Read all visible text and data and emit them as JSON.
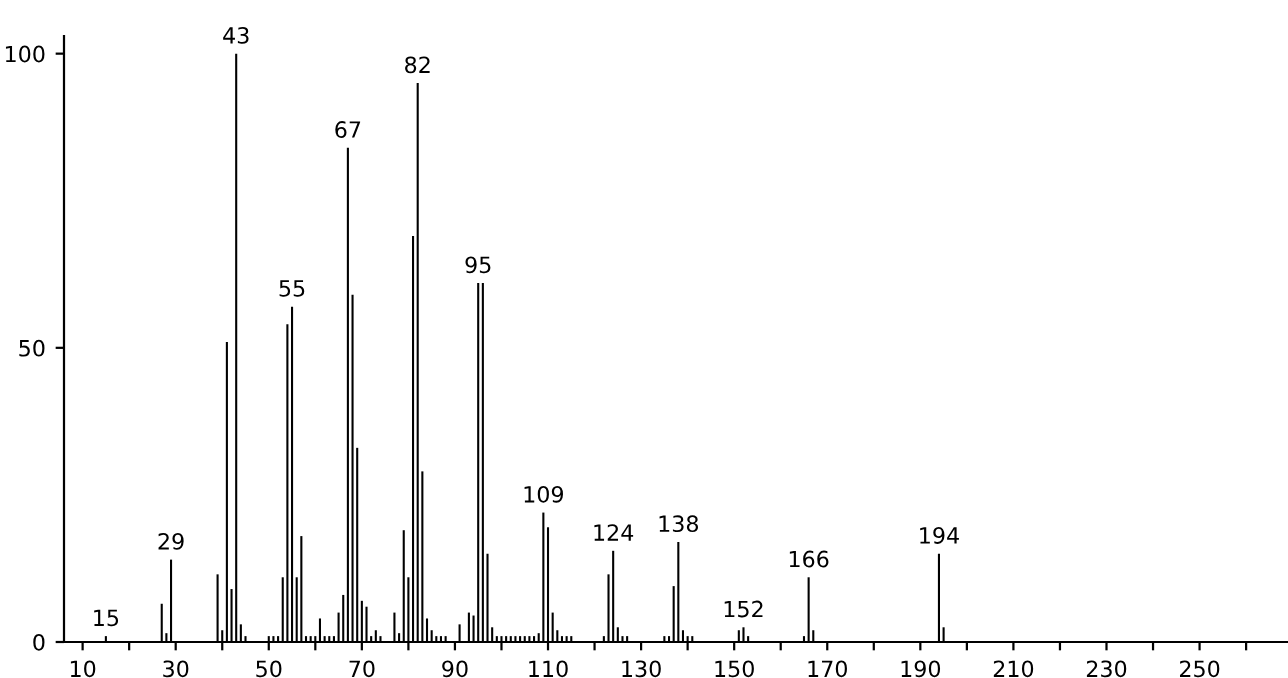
{
  "chart_data": {
    "type": "bar",
    "color": "#000000",
    "x": [
      15,
      27,
      28,
      29,
      39,
      40,
      41,
      42,
      43,
      44,
      45,
      50,
      51,
      52,
      53,
      54,
      55,
      56,
      57,
      58,
      59,
      60,
      61,
      62,
      63,
      64,
      65,
      66,
      67,
      68,
      69,
      70,
      71,
      72,
      73,
      74,
      77,
      78,
      79,
      80,
      81,
      82,
      83,
      84,
      85,
      86,
      87,
      88,
      91,
      93,
      94,
      95,
      96,
      97,
      98,
      99,
      100,
      101,
      102,
      103,
      104,
      105,
      106,
      107,
      108,
      109,
      110,
      111,
      112,
      113,
      114,
      115,
      122,
      123,
      124,
      125,
      126,
      127,
      135,
      136,
      137,
      138,
      139,
      140,
      141,
      151,
      152,
      153,
      165,
      166,
      167,
      194,
      195
    ],
    "values": [
      1,
      6.5,
      1.5,
      14,
      11.5,
      2,
      51,
      9,
      100,
      3,
      1,
      1,
      1,
      1,
      11,
      54,
      57,
      11,
      18,
      1,
      1,
      1,
      4,
      1,
      1,
      1,
      5,
      8,
      84,
      59,
      33,
      7,
      6,
      1,
      2,
      1,
      5,
      1.5,
      19,
      11,
      69,
      95,
      29,
      4,
      2,
      1,
      1,
      1,
      3,
      5,
      4.5,
      61,
      61,
      15,
      2.5,
      1,
      1,
      1,
      1,
      1,
      1,
      1,
      1,
      1,
      1.5,
      22,
      19.5,
      5,
      2,
      1,
      1,
      1,
      1,
      11.5,
      15.5,
      2.5,
      1,
      1,
      1,
      1,
      9.5,
      17,
      2,
      1,
      1,
      2,
      2.5,
      1,
      1,
      11,
      2,
      15,
      2.5
    ],
    "annotations": [
      {
        "text": "15",
        "x": 15,
        "y": 1
      },
      {
        "text": "29",
        "x": 29,
        "y": 14
      },
      {
        "text": "43",
        "x": 43,
        "y": 100
      },
      {
        "text": "55",
        "x": 55,
        "y": 57
      },
      {
        "text": "67",
        "x": 67,
        "y": 84
      },
      {
        "text": "82",
        "x": 82,
        "y": 95
      },
      {
        "text": "95",
        "x": 95,
        "y": 61
      },
      {
        "text": "109",
        "x": 109,
        "y": 22
      },
      {
        "text": "124",
        "x": 124,
        "y": 15.5
      },
      {
        "text": "138",
        "x": 138,
        "y": 17
      },
      {
        "text": "152",
        "x": 152,
        "y": 2.5
      },
      {
        "text": "166",
        "x": 166,
        "y": 11
      },
      {
        "text": "194",
        "x": 194,
        "y": 15
      }
    ],
    "xlim": [
      6,
      269
    ],
    "xticks": [
      10,
      {
        "value": 20,
        "label": null
      },
      30,
      {
        "value": 40,
        "label": null
      },
      50,
      {
        "value": 60,
        "label": null
      },
      70,
      {
        "value": 80,
        "label": null
      },
      90,
      {
        "value": 100,
        "label": null
      },
      110,
      {
        "value": 120,
        "label": null
      },
      130,
      {
        "value": 140,
        "label": null
      },
      150,
      {
        "value": 160,
        "label": null
      },
      170,
      {
        "value": 180,
        "label": null
      },
      190,
      {
        "value": 200,
        "label": null
      },
      210,
      {
        "value": 220,
        "label": null
      },
      230,
      {
        "value": 240,
        "label": null
      },
      250,
      {
        "value": 260,
        "label": null
      }
    ],
    "ylim": [
      0,
      103
    ],
    "yticks": [
      0,
      50,
      100
    ],
    "grid": false
  }
}
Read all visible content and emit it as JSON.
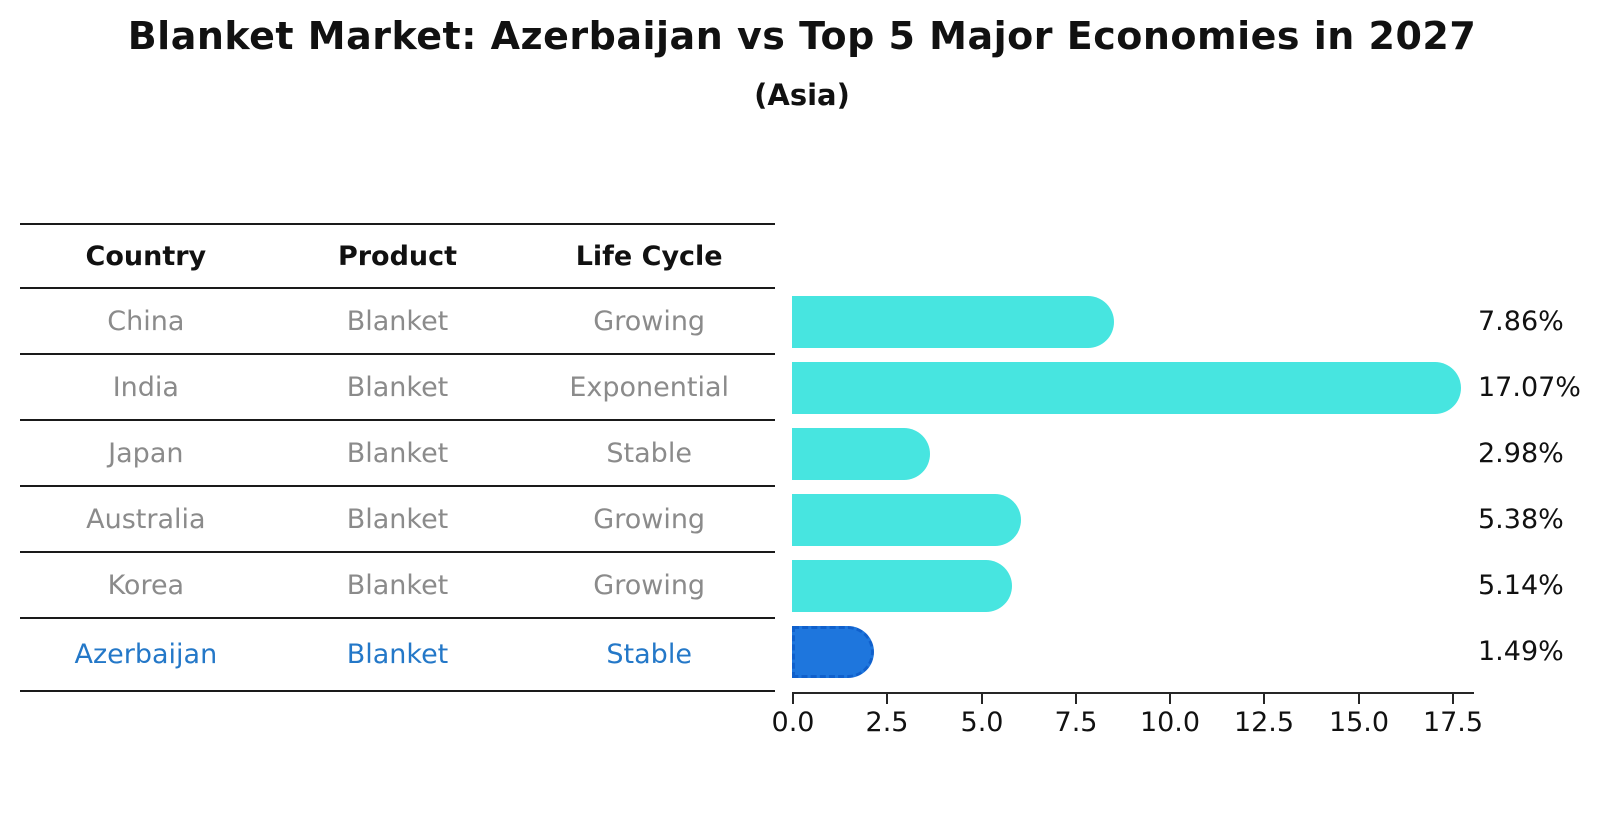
{
  "title": "Blanket Market: Azerbaijan vs Top 5 Major Economies in 2027",
  "subtitle": "(Asia)",
  "table": {
    "headers": [
      "Country",
      "Product",
      "Life Cycle"
    ],
    "rows": [
      {
        "country": "China",
        "product": "Blanket",
        "life_cycle": "Growing"
      },
      {
        "country": "India",
        "product": "Blanket",
        "life_cycle": "Exponential"
      },
      {
        "country": "Japan",
        "product": "Blanket",
        "life_cycle": "Stable"
      },
      {
        "country": "Australia",
        "product": "Blanket",
        "life_cycle": "Growing"
      },
      {
        "country": "Korea",
        "product": "Blanket",
        "life_cycle": "Growing"
      },
      {
        "country": "Azerbaijan",
        "product": "Blanket",
        "life_cycle": "Stable"
      }
    ]
  },
  "chart_data": {
    "type": "bar",
    "orientation": "horizontal",
    "categories": [
      "China",
      "India",
      "Japan",
      "Australia",
      "Korea",
      "Azerbaijan"
    ],
    "values": [
      7.86,
      17.07,
      2.98,
      5.38,
      5.14,
      1.49
    ],
    "value_labels": [
      "7.86%",
      "17.07%",
      "2.98%",
      "5.38%",
      "5.14%",
      "1.49%"
    ],
    "x_ticks": [
      "0.0",
      "2.5",
      "5.0",
      "7.5",
      "10.0",
      "12.5",
      "15.0",
      "17.5"
    ],
    "xlim": [
      0,
      17.5
    ],
    "grid": false,
    "legend": "none",
    "bar_color": "#47e5e0",
    "highlight_index": 5,
    "highlight_bar_color": "#1e76dd",
    "highlight_text_color": "#2478c8",
    "units": "percent"
  }
}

--------------------------------------------------

What is being asked>
Copy out each line word for word, please, skipping the images.

Output of the task>
Read all visible text and data and emit them as JSON.
{
  "chart_data": {
    "type": "bar",
    "color": "#000000",
    "x": [
      15,
      27,
      28,
      29,
      39,
      40,
      41,
      42,
      43,
      44,
      45,
      50,
      51,
      52,
      53,
      54,
      55,
      56,
      57,
      58,
      59,
      60,
      61,
      62,
      63,
      64,
      65,
      66,
      67,
      68,
      69,
      70,
      71,
      72,
      73,
      74,
      77,
      78,
      79,
      80,
      81,
      82,
      83,
      84,
      85,
      86,
      87,
      88,
      91,
      93,
      94,
      95,
      96,
      97,
      98,
      99,
      100,
      101,
      102,
      103,
      104,
      105,
      106,
      107,
      108,
      109,
      110,
      111,
      112,
      113,
      114,
      115,
      122,
      123,
      124,
      125,
      126,
      127,
      135,
      136,
      137,
      138,
      139,
      140,
      141,
      151,
      152,
      153,
      165,
      166,
      167,
      194,
      195
    ],
    "values": [
      1,
      6.5,
      1.5,
      14,
      11.5,
      2,
      51,
      9,
      100,
      3,
      1,
      1,
      1,
      1,
      11,
      54,
      57,
      11,
      18,
      1,
      1,
      1,
      4,
      1,
      1,
      1,
      5,
      8,
      84,
      59,
      33,
      7,
      6,
      1,
      2,
      1,
      5,
      1.5,
      19,
      11,
      69,
      95,
      29,
      4,
      2,
      1,
      1,
      1,
      3,
      5,
      4.5,
      61,
      61,
      15,
      2.5,
      1,
      1,
      1,
      1,
      1,
      1,
      1,
      1,
      1,
      1.5,
      22,
      19.5,
      5,
      2,
      1,
      1,
      1,
      1,
      11.5,
      15.5,
      2.5,
      1,
      1,
      1,
      1,
      9.5,
      17,
      2,
      1,
      1,
      2,
      2.5,
      1,
      1,
      11,
      2,
      15,
      2.5
    ],
    "annotations": [
      {
        "text": "15",
        "x": 15,
        "y": 1
      },
      {
        "text": "29",
        "x": 29,
        "y": 14
      },
      {
        "text": "43",
        "x": 43,
        "y": 100
      },
      {
        "text": "55",
        "x": 55,
        "y": 57
      },
      {
        "text": "67",
        "x": 67,
        "y": 84
      },
      {
        "text": "82",
        "x": 82,
        "y": 95
      },
      {
        "text": "95",
        "x": 95,
        "y": 61
      },
      {
        "text": "109",
        "x": 109,
        "y": 22
      },
      {
        "text": "124",
        "x": 124,
        "y": 15.5
      },
      {
        "text": "138",
        "x": 138,
        "y": 17
      },
      {
        "text": "152",
        "x": 152,
        "y": 2.5
      },
      {
        "text": "166",
        "x": 166,
        "y": 11
      },
      {
        "text": "194",
        "x": 194,
        "y": 15
      }
    ],
    "xlim": [
      6,
      269
    ],
    "xticks": [
      10,
      {
        "value": 20,
        "label": null
      },
      30,
      {
        "value": 40,
        "label": null
      },
      50,
      {
        "value": 60,
        "label": null
      },
      70,
      {
        "value": 80,
        "label": null
      },
      90,
      {
        "value": 100,
        "label": null
      },
      110,
      {
        "value": 120,
        "label": null
      },
      130,
      {
        "value": 140,
        "label": null
      },
      150,
      {
        "value": 160,
        "label": null
      },
      170,
      {
        "value": 180,
        "label": null
      },
      190,
      {
        "value": 200,
        "label": null
      },
      210,
      {
        "value": 220,
        "label": null
      },
      230,
      {
        "value": 240,
        "label": null
      },
      250,
      {
        "value": 260,
        "label": null
      }
    ],
    "ylim": [
      0,
      103
    ],
    "yticks": [
      0,
      50,
      100
    ],
    "grid": false
  }
}
Read all visible content and emit it as JSON.
{
  "title": "Blanket Market: Azerbaijan vs Top 5 Major Economies in 2027",
  "subtitle": "(Asia)",
  "table": {
    "headers": [
      "Country",
      "Product",
      "Life Cycle"
    ],
    "rows": [
      {
        "country": "China",
        "product": "Blanket",
        "life_cycle": "Growing"
      },
      {
        "country": "India",
        "product": "Blanket",
        "life_cycle": "Exponential"
      },
      {
        "country": "Japan",
        "product": "Blanket",
        "life_cycle": "Stable"
      },
      {
        "country": "Australia",
        "product": "Blanket",
        "life_cycle": "Growing"
      },
      {
        "country": "Korea",
        "product": "Blanket",
        "life_cycle": "Growing"
      },
      {
        "country": "Azerbaijan",
        "product": "Blanket",
        "life_cycle": "Stable"
      }
    ]
  },
  "chart_data": {
    "type": "bar",
    "orientation": "horizontal",
    "categories": [
      "China",
      "India",
      "Japan",
      "Australia",
      "Korea",
      "Azerbaijan"
    ],
    "values": [
      7.86,
      17.07,
      2.98,
      5.38,
      5.14,
      1.49
    ],
    "value_labels": [
      "7.86%",
      "17.07%",
      "2.98%",
      "5.38%",
      "5.14%",
      "1.49%"
    ],
    "x_ticks": [
      "0.0",
      "2.5",
      "5.0",
      "7.5",
      "10.0",
      "12.5",
      "15.0",
      "17.5"
    ],
    "xlim": [
      0,
      17.5
    ],
    "grid": false,
    "legend": "none",
    "bar_color": "#47e5e0",
    "highlight_index": 5,
    "highlight_bar_color": "#1e76dd",
    "highlight_text_color": "#2478c8",
    "units": "percent"
  }
}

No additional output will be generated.